DO THIS
Restate the listing that follows word for word, without its pictures.

★ ★ ★ ★ ★

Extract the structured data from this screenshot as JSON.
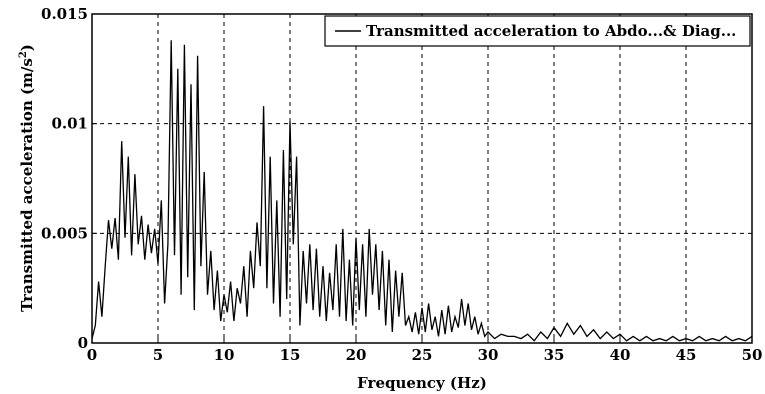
{
  "chart_data": {
    "type": "line",
    "xlabel": "Frequency (Hz)",
    "ylabel_main": "Transmitted acceleration (m/s",
    "ylabel_sup": "2",
    "ylabel_end": ")",
    "xlim": [
      0,
      50
    ],
    "ylim": [
      0,
      0.015
    ],
    "xticks": [
      0,
      5,
      10,
      15,
      20,
      25,
      30,
      35,
      40,
      45,
      50
    ],
    "yticks": [
      0,
      0.005,
      0.01,
      0.015
    ],
    "xtick_labels": [
      "0",
      "5",
      "10",
      "15",
      "20",
      "25",
      "30",
      "35",
      "40",
      "45",
      "50"
    ],
    "ytick_labels": [
      "0",
      "0.005",
      "0.01",
      "0.015"
    ],
    "grid": true,
    "legend_position": "top-right",
    "series": [
      {
        "name": "Transmitted acceleration to Abdo...& Diag...",
        "color": "#000000",
        "x": [
          0,
          0.25,
          0.5,
          0.75,
          1,
          1.25,
          1.5,
          1.75,
          2,
          2.25,
          2.5,
          2.75,
          3,
          3.25,
          3.5,
          3.75,
          4,
          4.25,
          4.5,
          4.75,
          5,
          5.25,
          5.5,
          5.75,
          6,
          6.25,
          6.5,
          6.75,
          7,
          7.25,
          7.5,
          7.75,
          8,
          8.25,
          8.5,
          8.75,
          9,
          9.25,
          9.5,
          9.75,
          10,
          10.25,
          10.5,
          10.75,
          11,
          11.25,
          11.5,
          11.75,
          12,
          12.25,
          12.5,
          12.75,
          13,
          13.25,
          13.5,
          13.75,
          14,
          14.25,
          14.5,
          14.75,
          15,
          15.25,
          15.5,
          15.75,
          16,
          16.25,
          16.5,
          16.75,
          17,
          17.25,
          17.5,
          17.75,
          18,
          18.25,
          18.5,
          18.75,
          19,
          19.25,
          19.5,
          19.75,
          20,
          20.25,
          20.5,
          20.75,
          21,
          21.25,
          21.5,
          21.75,
          22,
          22.25,
          22.5,
          22.75,
          23,
          23.25,
          23.5,
          23.75,
          24,
          24.25,
          24.5,
          24.75,
          25,
          25.25,
          25.5,
          25.75,
          26,
          26.25,
          26.5,
          26.75,
          27,
          27.25,
          27.5,
          27.75,
          28,
          28.25,
          28.5,
          28.75,
          29,
          29.25,
          29.5,
          29.75,
          30,
          30.5,
          31,
          31.5,
          32,
          32.5,
          33,
          33.5,
          34,
          34.5,
          35,
          35.5,
          36,
          36.5,
          37,
          37.5,
          38,
          38.5,
          39,
          39.5,
          40,
          40.5,
          41,
          41.5,
          42,
          42.5,
          43,
          43.5,
          44,
          44.5,
          45,
          45.5,
          46,
          46.5,
          47,
          47.5,
          48,
          48.5,
          49,
          49.5,
          50
        ],
        "y": [
          0.0002,
          0.0008,
          0.0028,
          0.0012,
          0.0035,
          0.0056,
          0.0043,
          0.0057,
          0.0038,
          0.0092,
          0.0048,
          0.0085,
          0.004,
          0.0077,
          0.0045,
          0.0058,
          0.0038,
          0.0054,
          0.0041,
          0.0052,
          0.0036,
          0.0065,
          0.0018,
          0.0045,
          0.0138,
          0.004,
          0.0125,
          0.0022,
          0.0136,
          0.003,
          0.0118,
          0.0015,
          0.0131,
          0.0035,
          0.0078,
          0.0022,
          0.0042,
          0.0015,
          0.0033,
          0.001,
          0.0022,
          0.0014,
          0.0028,
          0.001,
          0.0025,
          0.0018,
          0.0035,
          0.0012,
          0.0042,
          0.0025,
          0.0055,
          0.0035,
          0.0108,
          0.0025,
          0.0085,
          0.0018,
          0.0065,
          0.0012,
          0.0088,
          0.002,
          0.0101,
          0.0045,
          0.0085,
          0.0008,
          0.0042,
          0.0018,
          0.0045,
          0.0015,
          0.0043,
          0.0012,
          0.0035,
          0.001,
          0.0032,
          0.0015,
          0.0045,
          0.0012,
          0.0052,
          0.001,
          0.0038,
          0.0008,
          0.0048,
          0.0015,
          0.0045,
          0.0012,
          0.0052,
          0.0022,
          0.0045,
          0.0015,
          0.0042,
          0.0008,
          0.0038,
          0.0005,
          0.0033,
          0.0012,
          0.0032,
          0.0008,
          0.0012,
          0.0005,
          0.0014,
          0.0004,
          0.0016,
          0.0005,
          0.0018,
          0.0006,
          0.0012,
          0.0003,
          0.0015,
          0.0004,
          0.0017,
          0.0005,
          0.0012,
          0.0007,
          0.002,
          0.0008,
          0.0018,
          0.0006,
          0.0012,
          0.0004,
          0.0009,
          0.0003,
          0.0005,
          0.0002,
          0.0004,
          0.0003,
          0.0003,
          0.0002,
          0.0004,
          0.0001,
          0.0005,
          0.0002,
          0.0007,
          0.0003,
          0.0009,
          0.0004,
          0.0008,
          0.0003,
          0.0006,
          0.0002,
          0.0005,
          0.0002,
          0.0004,
          0.0001,
          0.0003,
          0.0001,
          0.0003,
          0.0001,
          0.0002,
          0.0001,
          0.0003,
          0.0001,
          0.0002,
          0.0001,
          0.0003,
          0.0001,
          0.0002,
          0.0001,
          0.0003,
          0.0001,
          0.0002,
          0.0001,
          0.0003
        ]
      }
    ]
  }
}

★ ★ ★ ★ ★

FINISHED TASK
Extract the structured data from this screenshot as JSON.
{
  "chart_data": {
    "type": "line",
    "xlabel": "Frequency (Hz)",
    "ylabel_main": "Transmitted acceleration (m/s",
    "ylabel_sup": "2",
    "ylabel_end": ")",
    "xlim": [
      0,
      50
    ],
    "ylim": [
      0,
      0.015
    ],
    "xticks": [
      0,
      5,
      10,
      15,
      20,
      25,
      30,
      35,
      40,
      45,
      50
    ],
    "yticks": [
      0,
      0.005,
      0.01,
      0.015
    ],
    "xtick_labels": [
      "0",
      "5",
      "10",
      "15",
      "20",
      "25",
      "30",
      "35",
      "40",
      "45",
      "50"
    ],
    "ytick_labels": [
      "0",
      "0.005",
      "0.01",
      "0.015"
    ],
    "grid": true,
    "legend_position": "top-right",
    "series": [
      {
        "name": "Transmitted acceleration to Abdo...& Diag...",
        "color": "#000000",
        "x": [
          0,
          0.25,
          0.5,
          0.75,
          1,
          1.25,
          1.5,
          1.75,
          2,
          2.25,
          2.5,
          2.75,
          3,
          3.25,
          3.5,
          3.75,
          4,
          4.25,
          4.5,
          4.75,
          5,
          5.25,
          5.5,
          5.75,
          6,
          6.25,
          6.5,
          6.75,
          7,
          7.25,
          7.5,
          7.75,
          8,
          8.25,
          8.5,
          8.75,
          9,
          9.25,
          9.5,
          9.75,
          10,
          10.25,
          10.5,
          10.75,
          11,
          11.25,
          11.5,
          11.75,
          12,
          12.25,
          12.5,
          12.75,
          13,
          13.25,
          13.5,
          13.75,
          14,
          14.25,
          14.5,
          14.75,
          15,
          15.25,
          15.5,
          15.75,
          16,
          16.25,
          16.5,
          16.75,
          17,
          17.25,
          17.5,
          17.75,
          18,
          18.25,
          18.5,
          18.75,
          19,
          19.25,
          19.5,
          19.75,
          20,
          20.25,
          20.5,
          20.75,
          21,
          21.25,
          21.5,
          21.75,
          22,
          22.25,
          22.5,
          22.75,
          23,
          23.25,
          23.5,
          23.75,
          24,
          24.25,
          24.5,
          24.75,
          25,
          25.25,
          25.5,
          25.75,
          26,
          26.25,
          26.5,
          26.75,
          27,
          27.25,
          27.5,
          27.75,
          28,
          28.25,
          28.5,
          28.75,
          29,
          29.25,
          29.5,
          29.75,
          30,
          30.5,
          31,
          31.5,
          32,
          32.5,
          33,
          33.5,
          34,
          34.5,
          35,
          35.5,
          36,
          36.5,
          37,
          37.5,
          38,
          38.5,
          39,
          39.5,
          40,
          40.5,
          41,
          41.5,
          42,
          42.5,
          43,
          43.5,
          44,
          44.5,
          45,
          45.5,
          46,
          46.5,
          47,
          47.5,
          48,
          48.5,
          49,
          49.5,
          50
        ],
        "y": [
          0.0002,
          0.0008,
          0.0028,
          0.0012,
          0.0035,
          0.0056,
          0.0043,
          0.0057,
          0.0038,
          0.0092,
          0.0048,
          0.0085,
          0.004,
          0.0077,
          0.0045,
          0.0058,
          0.0038,
          0.0054,
          0.0041,
          0.0052,
          0.0036,
          0.0065,
          0.0018,
          0.0045,
          0.0138,
          0.004,
          0.0125,
          0.0022,
          0.0136,
          0.003,
          0.0118,
          0.0015,
          0.0131,
          0.0035,
          0.0078,
          0.0022,
          0.0042,
          0.0015,
          0.0033,
          0.001,
          0.0022,
          0.0014,
          0.0028,
          0.001,
          0.0025,
          0.0018,
          0.0035,
          0.0012,
          0.0042,
          0.0025,
          0.0055,
          0.0035,
          0.0108,
          0.0025,
          0.0085,
          0.0018,
          0.0065,
          0.0012,
          0.0088,
          0.002,
          0.0101,
          0.0045,
          0.0085,
          0.0008,
          0.0042,
          0.0018,
          0.0045,
          0.0015,
          0.0043,
          0.0012,
          0.0035,
          0.001,
          0.0032,
          0.0015,
          0.0045,
          0.0012,
          0.0052,
          0.001,
          0.0038,
          0.0008,
          0.0048,
          0.0015,
          0.0045,
          0.0012,
          0.0052,
          0.0022,
          0.0045,
          0.0015,
          0.0042,
          0.0008,
          0.0038,
          0.0005,
          0.0033,
          0.0012,
          0.0032,
          0.0008,
          0.0012,
          0.0005,
          0.0014,
          0.0004,
          0.0016,
          0.0005,
          0.0018,
          0.0006,
          0.0012,
          0.0003,
          0.0015,
          0.0004,
          0.0017,
          0.0005,
          0.0012,
          0.0007,
          0.002,
          0.0008,
          0.0018,
          0.0006,
          0.0012,
          0.0004,
          0.0009,
          0.0003,
          0.0005,
          0.0002,
          0.0004,
          0.0003,
          0.0003,
          0.0002,
          0.0004,
          0.0001,
          0.0005,
          0.0002,
          0.0007,
          0.0003,
          0.0009,
          0.0004,
          0.0008,
          0.0003,
          0.0006,
          0.0002,
          0.0005,
          0.0002,
          0.0004,
          0.0001,
          0.0003,
          0.0001,
          0.0003,
          0.0001,
          0.0002,
          0.0001,
          0.0003,
          0.0001,
          0.0002,
          0.0001,
          0.0003,
          0.0001,
          0.0002,
          0.0001,
          0.0003,
          0.0001,
          0.0002,
          0.0001,
          0.0003
        ]
      }
    ]
  }
}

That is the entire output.